The notion of the "rule of law" is an ancient legal maxim, of which:
At least two principal conceptions of the rule of law can be identified: a formalist or "thin" and a substantive or "thick" definition of the rule of law. Formalist definitions of the rule of law do not make a judgment about the "justness" of law itself, but define specific procedural attributes that a legal framework must have in order to be in compliance with the rule of law. Substantive conceptions of the rule of law go beyond this and include certain substantive rights that are said to be based on, or derived from, the rule of law. (Wikipedia)
Much of the Harper regime here in Canada, especially after achieving a majority government, may be characterized as a radical shift (at the least) towards the more formalist definition of the "rule of law", which, on the surface, does not seem so bad - even tolerable. But, when we actually reflect upon the issue, the facts are really quite dismaying to any reasonable person who values the notion of "a government of laws and not of men" as opposed to "rule by law" (ie, placing elected officials and ideological value systems (in our case), in effect, above the law or making them sole arbiters of it).
Much of the policy decisions and actions by the Harper regime and its principals are centered around notions of vengeance (C-10), deregulation and repeal of protective legislation and public and commonweal safeguards (the Canadian Wheat Board, environmental review process, labour dispute resolution mechanisms, etc.), not to mention the most recent assault on civil liberties couched in terms not unlike Bush era vitriol and belligerence.
-I'd not be at all surprised if this blog be black-listed by Toews' Ministry.
I just started reading a book that I'm enjoying immensely called, A Thousand Times More Fair: what shakespeare's plays teach us about justice, by Kenji Yoshino, 2011. In the first chapter, The Avenger, on Shakespeare's play Titus Andronicus, he strikes a compelling cast on the post-9/11 world, one that is less based on reified labels as "war on terror" than on "blood feuds" and the vengeance imperative and its consequences.
You see, when the requirement (in liberal democratic societies) "that laws be written down and applied in standardized ways" (Yoshino, p. 30) - ie, in especially value-free terms as possible and multilateral agreement on its definitions - "...some individuals will be unusually adept at manipulating [the laws] for their own interests. The fear and mistrust of lawyers is at heart a fear and mistrust of skillful rhetoricians." (ibid) - I would add "fear and mistrust of demagoguery" that the neo-cons of Harper's regime weld so blatantly.

- - -

Stated problem A: Set down the rows word for word, starting at the first row and ending at the row that contains "legend-label: Liabilities And".

- - -

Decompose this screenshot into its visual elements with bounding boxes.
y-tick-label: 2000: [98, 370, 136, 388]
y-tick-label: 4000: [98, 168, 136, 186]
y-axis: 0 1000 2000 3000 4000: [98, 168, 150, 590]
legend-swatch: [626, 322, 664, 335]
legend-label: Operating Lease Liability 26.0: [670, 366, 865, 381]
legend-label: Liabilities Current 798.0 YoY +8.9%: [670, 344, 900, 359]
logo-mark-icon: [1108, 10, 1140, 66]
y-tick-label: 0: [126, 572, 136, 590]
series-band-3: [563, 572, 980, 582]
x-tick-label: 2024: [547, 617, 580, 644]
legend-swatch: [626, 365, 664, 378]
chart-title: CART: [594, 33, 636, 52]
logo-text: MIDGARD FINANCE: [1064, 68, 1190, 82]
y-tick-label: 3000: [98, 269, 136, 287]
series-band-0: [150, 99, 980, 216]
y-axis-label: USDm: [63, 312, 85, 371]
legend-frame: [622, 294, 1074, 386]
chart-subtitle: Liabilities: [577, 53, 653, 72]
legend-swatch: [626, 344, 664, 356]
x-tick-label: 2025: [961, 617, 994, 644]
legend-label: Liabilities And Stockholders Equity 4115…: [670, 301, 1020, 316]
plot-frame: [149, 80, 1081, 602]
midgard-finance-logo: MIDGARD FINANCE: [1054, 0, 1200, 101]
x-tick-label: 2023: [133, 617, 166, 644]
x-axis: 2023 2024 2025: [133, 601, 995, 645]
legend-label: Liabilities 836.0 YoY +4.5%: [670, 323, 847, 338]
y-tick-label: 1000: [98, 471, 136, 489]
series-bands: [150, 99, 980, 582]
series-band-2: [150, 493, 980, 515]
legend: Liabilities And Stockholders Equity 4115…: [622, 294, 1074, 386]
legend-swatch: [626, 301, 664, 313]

- - -

Stated problem B: From the post on the rule of law, copy the passage starting at "Much of the Harper" and ending at "arbiters of it).", word for word.

Task solution A:
Decompose this screenshot into its visual elements with bounding boxes.
y-tick-label: 2000: [98, 370, 136, 388]
y-tick-label: 4000: [98, 168, 136, 186]
y-axis: 0 1000 2000 3000 4000: [98, 168, 150, 590]
legend-swatch: [626, 322, 664, 335]
legend-label: Operating Lease Liability 26.0: [670, 366, 865, 381]
legend-label: Liabilities Current 798.0 YoY +8.9%: [670, 344, 900, 359]
logo-mark-icon: [1108, 10, 1140, 66]
y-tick-label: 0: [126, 572, 136, 590]
series-band-3: [563, 572, 980, 582]
x-tick-label: 2024: [547, 617, 580, 644]
legend-swatch: [626, 365, 664, 378]
chart-title: CART: [594, 33, 636, 52]
logo-text: MIDGARD FINANCE: [1064, 68, 1190, 82]
y-tick-label: 3000: [98, 269, 136, 287]
series-band-0: [150, 99, 980, 216]
y-axis-label: USDm: [63, 312, 85, 371]
legend-frame: [622, 294, 1074, 386]
chart-subtitle: Liabilities: [577, 53, 653, 72]
legend-swatch: [626, 344, 664, 356]
x-tick-label: 2025: [961, 617, 994, 644]
legend-label: Liabilities And Stockholders Equity 4115…: [670, 301, 1020, 316]

Task solution B:
Much of the Harper regime here in Canada, especially after achieving a majority government, may be characterized as a radical shift (at the least) towards the more formalist definition of the "rule of law", which, on the surface, does not seem so bad - even tolerable. But, when we actually reflect upon the issue, the facts are really quite dismaying to any reasonable person who values the notion of "a government of laws and not of men" as opposed to "rule by law" (ie, placing elected officials and ideological value systems (in our case), in effect, above the law or making them sole arbiters of it).